■ Problem requirements:
Copy the lines that follow, keeping every character the same.

■ Stored data:
>> BEGIN
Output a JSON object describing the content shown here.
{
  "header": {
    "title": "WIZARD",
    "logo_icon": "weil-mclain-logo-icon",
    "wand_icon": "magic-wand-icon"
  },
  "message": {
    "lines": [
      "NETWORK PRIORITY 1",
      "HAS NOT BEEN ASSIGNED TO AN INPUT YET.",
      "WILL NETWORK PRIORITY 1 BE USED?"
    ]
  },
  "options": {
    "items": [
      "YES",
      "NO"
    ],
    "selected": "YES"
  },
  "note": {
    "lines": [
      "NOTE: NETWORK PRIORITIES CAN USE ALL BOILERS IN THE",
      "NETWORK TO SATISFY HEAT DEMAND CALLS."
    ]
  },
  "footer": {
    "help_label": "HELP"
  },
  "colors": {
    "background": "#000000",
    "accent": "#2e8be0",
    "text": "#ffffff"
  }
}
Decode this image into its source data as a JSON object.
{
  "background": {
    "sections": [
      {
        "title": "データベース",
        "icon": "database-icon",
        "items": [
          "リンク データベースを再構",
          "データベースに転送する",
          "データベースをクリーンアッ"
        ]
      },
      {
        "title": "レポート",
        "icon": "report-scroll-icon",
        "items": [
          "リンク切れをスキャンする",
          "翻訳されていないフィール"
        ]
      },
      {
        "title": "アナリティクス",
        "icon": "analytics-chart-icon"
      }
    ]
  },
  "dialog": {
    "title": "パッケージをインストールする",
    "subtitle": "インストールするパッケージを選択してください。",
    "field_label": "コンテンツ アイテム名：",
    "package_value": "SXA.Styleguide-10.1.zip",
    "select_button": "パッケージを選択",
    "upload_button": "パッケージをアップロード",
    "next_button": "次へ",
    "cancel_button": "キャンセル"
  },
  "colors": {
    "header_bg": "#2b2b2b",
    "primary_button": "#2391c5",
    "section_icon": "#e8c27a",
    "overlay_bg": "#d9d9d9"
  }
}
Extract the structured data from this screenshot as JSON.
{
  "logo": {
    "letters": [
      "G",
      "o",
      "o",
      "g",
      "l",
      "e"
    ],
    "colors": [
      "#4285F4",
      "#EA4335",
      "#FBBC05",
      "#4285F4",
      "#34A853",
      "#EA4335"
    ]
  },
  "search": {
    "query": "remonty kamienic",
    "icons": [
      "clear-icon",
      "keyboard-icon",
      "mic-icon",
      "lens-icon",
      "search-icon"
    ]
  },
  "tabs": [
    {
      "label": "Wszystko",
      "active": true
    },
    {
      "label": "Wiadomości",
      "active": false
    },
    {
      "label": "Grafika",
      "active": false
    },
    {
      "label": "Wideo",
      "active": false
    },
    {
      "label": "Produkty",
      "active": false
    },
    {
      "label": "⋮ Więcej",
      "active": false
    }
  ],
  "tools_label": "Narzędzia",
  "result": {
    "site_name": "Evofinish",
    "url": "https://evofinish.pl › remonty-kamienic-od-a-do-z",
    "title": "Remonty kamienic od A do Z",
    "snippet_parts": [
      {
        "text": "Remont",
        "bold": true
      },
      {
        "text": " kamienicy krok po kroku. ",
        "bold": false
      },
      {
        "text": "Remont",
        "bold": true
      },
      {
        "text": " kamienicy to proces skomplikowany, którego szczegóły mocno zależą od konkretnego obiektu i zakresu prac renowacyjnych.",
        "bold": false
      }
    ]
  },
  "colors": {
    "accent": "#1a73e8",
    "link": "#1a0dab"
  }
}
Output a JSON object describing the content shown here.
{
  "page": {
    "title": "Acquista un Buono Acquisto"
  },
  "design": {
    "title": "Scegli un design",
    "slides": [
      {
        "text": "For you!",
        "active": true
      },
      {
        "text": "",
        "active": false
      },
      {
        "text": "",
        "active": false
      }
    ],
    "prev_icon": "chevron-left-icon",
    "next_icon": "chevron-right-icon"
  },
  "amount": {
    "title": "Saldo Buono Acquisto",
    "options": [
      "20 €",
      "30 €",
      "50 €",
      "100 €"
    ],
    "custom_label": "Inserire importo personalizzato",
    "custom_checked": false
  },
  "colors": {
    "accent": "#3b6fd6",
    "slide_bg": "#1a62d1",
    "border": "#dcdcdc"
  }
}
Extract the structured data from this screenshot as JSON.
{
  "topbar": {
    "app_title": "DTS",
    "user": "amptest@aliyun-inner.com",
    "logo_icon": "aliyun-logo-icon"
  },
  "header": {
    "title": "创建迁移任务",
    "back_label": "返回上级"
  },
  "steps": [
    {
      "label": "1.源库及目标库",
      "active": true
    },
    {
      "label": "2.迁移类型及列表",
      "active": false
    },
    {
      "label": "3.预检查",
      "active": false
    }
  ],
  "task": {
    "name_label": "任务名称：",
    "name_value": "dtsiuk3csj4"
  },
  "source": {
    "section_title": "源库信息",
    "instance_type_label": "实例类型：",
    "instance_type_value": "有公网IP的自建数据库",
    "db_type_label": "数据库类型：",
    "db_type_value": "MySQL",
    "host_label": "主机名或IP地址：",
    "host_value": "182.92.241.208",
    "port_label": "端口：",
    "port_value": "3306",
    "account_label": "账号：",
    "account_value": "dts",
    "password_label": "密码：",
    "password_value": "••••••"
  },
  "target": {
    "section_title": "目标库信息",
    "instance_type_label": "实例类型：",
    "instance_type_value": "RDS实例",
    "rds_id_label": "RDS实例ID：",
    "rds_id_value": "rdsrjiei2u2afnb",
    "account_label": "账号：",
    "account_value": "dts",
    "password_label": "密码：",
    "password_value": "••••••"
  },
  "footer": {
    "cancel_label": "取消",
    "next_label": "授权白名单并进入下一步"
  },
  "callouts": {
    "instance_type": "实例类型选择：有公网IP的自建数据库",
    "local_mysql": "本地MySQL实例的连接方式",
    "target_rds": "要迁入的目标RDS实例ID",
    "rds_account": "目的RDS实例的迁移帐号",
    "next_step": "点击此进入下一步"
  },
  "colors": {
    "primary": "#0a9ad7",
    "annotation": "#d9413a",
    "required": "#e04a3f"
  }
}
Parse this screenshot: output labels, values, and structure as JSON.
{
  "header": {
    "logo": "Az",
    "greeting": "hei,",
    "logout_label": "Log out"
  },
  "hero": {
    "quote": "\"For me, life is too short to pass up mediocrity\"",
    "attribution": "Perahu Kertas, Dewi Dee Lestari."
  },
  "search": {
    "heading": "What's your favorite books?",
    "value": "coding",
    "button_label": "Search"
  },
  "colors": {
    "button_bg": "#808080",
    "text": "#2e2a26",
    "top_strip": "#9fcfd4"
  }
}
>> END
■ Solution to this task:
Output a JSON object describing the content shown here.
{
  "header": {
    "title": "WIZARD",
    "logo_icon": "weil-mclain-logo-icon",
    "wand_icon": "magic-wand-icon"
  },
  "message": {
    "lines": [
      "NETWORK PRIORITY 1",
      "HAS NOT BEEN ASSIGNED TO AN INPUT YET.",
      "WILL NETWORK PRIORITY 1 BE USED?"
    ]
  },
  "options": {
    "items": [
      "YES",
      "NO"
    ],
    "selected": "YES"
  },
  "note": {
    "lines": [
      "NOTE: NETWORK PRIORITIES CAN USE ALL BOILERS IN THE",
      "NETWORK TO SATISFY HEAT DEMAND CALLS."
    ]
  },
  "footer": {
    "help_label": "HELP"
  },
  "colors": {
    "background": "#000000",
    "accent": "#2e8be0",
    "text": "#ffffff"
  }
}
Decode this image into its source data as a JSON object.
{
  "background": {
    "sections": [
      {
        "title": "データベース",
        "icon": "database-icon",
        "items": [
          "リンク データベースを再構",
          "データベースに転送する",
          "データベースをクリーンアッ"
        ]
      },
      {
        "title": "レポート",
        "icon": "report-scroll-icon",
        "items": [
          "リンク切れをスキャンする",
          "翻訳されていないフィール"
        ]
      },
      {
        "title": "アナリティクス",
        "icon": "analytics-chart-icon"
      }
    ]
  },
  "dialog": {
    "title": "パッケージをインストールする",
    "subtitle": "インストールするパッケージを選択してください。",
    "field_label": "コンテンツ アイテム名：",
    "package_value": "SXA.Styleguide-10.1.zip",
    "select_button": "パッケージを選択",
    "upload_button": "パッケージをアップロード",
    "next_button": "次へ",
    "cancel_button": "キャンセル"
  },
  "colors": {
    "header_bg": "#2b2b2b",
    "primary_button": "#2391c5",
    "section_icon": "#e8c27a",
    "overlay_bg": "#d9d9d9"
  }
}
Extract the structured data from this screenshot as JSON.
{
  "logo": {
    "letters": [
      "G",
      "o",
      "o",
      "g",
      "l",
      "e"
    ],
    "colors": [
      "#4285F4",
      "#EA4335",
      "#FBBC05",
      "#4285F4",
      "#34A853",
      "#EA4335"
    ]
  },
  "search": {
    "query": "remonty kamienic",
    "icons": [
      "clear-icon",
      "keyboard-icon",
      "mic-icon",
      "lens-icon",
      "search-icon"
    ]
  },
  "tabs": [
    {
      "label": "Wszystko",
      "active": true
    },
    {
      "label": "Wiadomości",
      "active": false
    },
    {
      "label": "Grafika",
      "active": false
    },
    {
      "label": "Wideo",
      "active": false
    },
    {
      "label": "Produkty",
      "active": false
    },
    {
      "label": "⋮ Więcej",
      "active": false
    }
  ],
  "tools_label": "Narzędzia",
  "result": {
    "site_name": "Evofinish",
    "url": "https://evofinish.pl › remonty-kamienic-od-a-do-z",
    "title": "Remonty kamienic od A do Z",
    "snippet_parts": [
      {
        "text": "Remont",
        "bold": true
      },
      {
        "text": " kamienicy krok po kroku. ",
        "bold": false
      },
      {
        "text": "Remont",
        "bold": true
      },
      {
        "text": " kamienicy to proces skomplikowany, którego szczegóły mocno zależą od konkretnego obiektu i zakresu prac renowacyjnych.",
        "bold": false
      }
    ]
  },
  "colors": {
    "accent": "#1a73e8",
    "link": "#1a0dab"
  }
}
Output a JSON object describing the content shown here.
{
  "page": {
    "title": "Acquista un Buono Acquisto"
  },
  "design": {
    "title": "Scegli un design",
    "slides": [
      {
        "text": "For you!",
        "active": true
      },
      {
        "text": "",
        "active": false
      },
      {
        "text": "",
        "active": false
      }
    ],
    "prev_icon": "chevron-left-icon",
    "next_icon": "chevron-right-icon"
  },
  "amount": {
    "title": "Saldo Buono Acquisto",
    "options": [
      "20 €",
      "30 €",
      "50 €",
      "100 €"
    ],
    "custom_label": "Inserire importo personalizzato",
    "custom_checked": false
  },
  "colors": {
    "accent": "#3b6fd6",
    "slide_bg": "#1a62d1",
    "border": "#dcdcdc"
  }
}
Extract the structured data from this screenshot as JSON.
{
  "topbar": {
    "app_title": "DTS",
    "user": "amptest@aliyun-inner.com",
    "logo_icon": "aliyun-logo-icon"
  },
  "header": {
    "title": "创建迁移任务",
    "back_label": "返回上级"
  },
  "steps": [
    {
      "label": "1.源库及目标库",
      "active": true
    },
    {
      "label": "2.迁移类型及列表",
      "active": false
    },
    {
      "label": "3.预检查",
      "active": false
    }
  ],
  "task": {
    "name_label": "任务名称：",
    "name_value": "dtsiuk3csj4"
  },
  "source": {
    "section_title": "源库信息",
    "instance_type_label": "实例类型：",
    "instance_type_value": "有公网IP的自建数据库",
    "db_type_label": "数据库类型：",
    "db_type_value": "MySQL",
    "host_label": "主机名或IP地址：",
    "host_value": "182.92.241.208",
    "port_label": "端口：",
    "port_value": "3306",
    "account_label": "账号：",
    "account_value": "dts",
    "password_label": "密码：",
    "password_value": "••••••"
  },
  "target": {
    "section_title": "目标库信息",
    "instance_type_label": "实例类型：",
    "instance_type_value": "RDS实例",
    "rds_id_label": "RDS实例ID：",
    "rds_id_value": "rdsrjiei2u2afnb",
    "account_label": "账号：",
    "account_value": "dts",
    "password_label": "密码：",
    "password_value": "••••••"
  },
  "footer": {
    "cancel_label": "取消",
    "next_label": "授权白名单并进入下一步"
  },
  "callouts": {
    "instance_type": "实例类型选择：有公网IP的自建数据库",
    "local_mysql": "本地MySQL实例的连接方式",
    "target_rds": "要迁入的目标RDS实例ID",
    "rds_account": "目的RDS实例的迁移帐号",
    "next_step": "点击此进入下一步"
  },
  "colors": {
    "primary": "#0a9ad7",
    "annotation": "#d9413a",
    "required": "#e04a3f"
  }
}
Parse this screenshot: output labels, values, and structure as JSON.
{
  "header": {
    "logo": "Az",
    "greeting": "hei,",
    "logout_label": "Log out"
  },
  "hero": {
    "quote": "\"For me, life is too short to pass up mediocrity\"",
    "attribution": "Perahu Kertas, Dewi Dee Lestari."
  },
  "search": {
    "heading": "What's your favorite books?",
    "value": "coding",
    "button_label": "Search"
  },
  "colors": {
    "button_bg": "#808080",
    "text": "#2e2a26",
    "top_strip": "#9fcfd4"
  }
}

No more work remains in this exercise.